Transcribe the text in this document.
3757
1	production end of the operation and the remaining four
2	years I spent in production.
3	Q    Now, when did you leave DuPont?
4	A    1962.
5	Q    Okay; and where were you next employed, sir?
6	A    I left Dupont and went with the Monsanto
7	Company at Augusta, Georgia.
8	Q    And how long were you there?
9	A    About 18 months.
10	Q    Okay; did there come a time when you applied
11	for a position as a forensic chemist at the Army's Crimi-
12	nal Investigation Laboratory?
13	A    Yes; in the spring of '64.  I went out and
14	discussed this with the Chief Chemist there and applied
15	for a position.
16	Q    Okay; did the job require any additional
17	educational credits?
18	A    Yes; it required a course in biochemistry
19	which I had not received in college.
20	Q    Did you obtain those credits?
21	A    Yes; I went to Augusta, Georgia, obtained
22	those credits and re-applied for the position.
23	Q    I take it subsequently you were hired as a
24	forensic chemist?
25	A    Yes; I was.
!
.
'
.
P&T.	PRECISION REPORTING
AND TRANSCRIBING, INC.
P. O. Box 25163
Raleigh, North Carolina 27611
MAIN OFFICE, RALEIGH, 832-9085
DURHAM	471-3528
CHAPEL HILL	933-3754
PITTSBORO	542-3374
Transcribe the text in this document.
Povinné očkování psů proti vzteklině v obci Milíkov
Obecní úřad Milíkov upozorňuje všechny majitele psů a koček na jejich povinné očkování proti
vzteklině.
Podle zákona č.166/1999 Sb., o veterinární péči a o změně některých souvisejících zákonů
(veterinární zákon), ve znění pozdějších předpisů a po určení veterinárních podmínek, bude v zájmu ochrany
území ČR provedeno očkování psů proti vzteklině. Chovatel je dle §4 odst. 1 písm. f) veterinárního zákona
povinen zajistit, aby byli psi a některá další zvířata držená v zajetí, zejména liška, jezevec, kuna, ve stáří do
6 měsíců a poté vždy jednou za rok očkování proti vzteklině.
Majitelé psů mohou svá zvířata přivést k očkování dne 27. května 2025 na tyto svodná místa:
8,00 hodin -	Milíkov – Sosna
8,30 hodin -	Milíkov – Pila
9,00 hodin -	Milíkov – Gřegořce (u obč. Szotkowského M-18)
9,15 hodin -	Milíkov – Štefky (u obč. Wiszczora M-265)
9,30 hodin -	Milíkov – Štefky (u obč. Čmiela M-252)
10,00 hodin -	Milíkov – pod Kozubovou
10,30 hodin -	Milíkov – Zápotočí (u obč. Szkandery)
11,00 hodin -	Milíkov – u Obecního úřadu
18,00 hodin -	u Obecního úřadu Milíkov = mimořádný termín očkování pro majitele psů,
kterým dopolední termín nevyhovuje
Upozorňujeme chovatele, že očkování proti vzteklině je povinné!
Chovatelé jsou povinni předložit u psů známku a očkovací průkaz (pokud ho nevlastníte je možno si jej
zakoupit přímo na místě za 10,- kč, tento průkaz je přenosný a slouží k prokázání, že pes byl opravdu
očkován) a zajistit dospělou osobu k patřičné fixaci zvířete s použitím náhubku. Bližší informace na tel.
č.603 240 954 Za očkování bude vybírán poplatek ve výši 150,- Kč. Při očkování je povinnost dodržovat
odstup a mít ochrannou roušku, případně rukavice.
# # # #
* [What to produce]
Among the lines of the material above, how many include the string "Okay"? Report only that number.

* [Solution to the problem]
3